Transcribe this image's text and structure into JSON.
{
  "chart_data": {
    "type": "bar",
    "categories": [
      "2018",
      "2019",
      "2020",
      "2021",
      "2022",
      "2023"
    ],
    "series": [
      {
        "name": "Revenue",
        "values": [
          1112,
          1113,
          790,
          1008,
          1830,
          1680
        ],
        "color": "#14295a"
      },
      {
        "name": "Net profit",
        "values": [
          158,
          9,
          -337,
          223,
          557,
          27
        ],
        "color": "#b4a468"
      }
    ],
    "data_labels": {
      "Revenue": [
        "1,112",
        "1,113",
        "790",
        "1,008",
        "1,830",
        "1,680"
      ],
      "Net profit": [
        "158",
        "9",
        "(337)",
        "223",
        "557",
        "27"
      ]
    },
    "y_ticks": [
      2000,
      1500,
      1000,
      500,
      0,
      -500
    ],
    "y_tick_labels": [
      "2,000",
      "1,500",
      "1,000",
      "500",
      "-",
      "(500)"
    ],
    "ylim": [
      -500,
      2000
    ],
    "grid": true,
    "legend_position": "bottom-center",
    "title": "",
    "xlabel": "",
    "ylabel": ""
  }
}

----------

> **REQUEST**: All of the lines above need to be given again exactly.

> **SOLUTION**:
Transcribe this image's text and structure into JSON.
{
  "chart_data": {
    "type": "bar",
    "categories": [
      "2018",
      "2019",
      "2020",
      "2021",
      "2022",
      "2023"
    ],
    "series": [
      {
        "name": "Revenue",
        "values": [
          1112,
          1113,
          790,
          1008,
          1830,
          1680
        ],
        "color": "#14295a"
      },
      {
        "name": "Net profit",
        "values": [
          158,
          9,
          -337,
          223,
          557,
          27
        ],
        "color": "#b4a468"
      }
    ],
    "data_labels": {
      "Revenue": [
        "1,112",
        "1,113",
        "790",
        "1,008",
        "1,830",
        "1,680"
      ],
      "Net profit": [
        "158",
        "9",
        "(337)",
        "223",
        "557",
        "27"
      ]
    },
    "y_ticks": [
      2000,
      1500,
      1000,
      500,
      0,
      -500
    ],
    "y_tick_labels": [
      "2,000",
      "1,500",
      "1,000",
      "500",
      "-",
      "(500)"
    ],
    "ylim": [
      -500,
      2000
    ],
    "grid": true,
    "legend_position": "bottom-center",
    "title": "",
    "xlabel": "",
    "ylabel": ""
  }
}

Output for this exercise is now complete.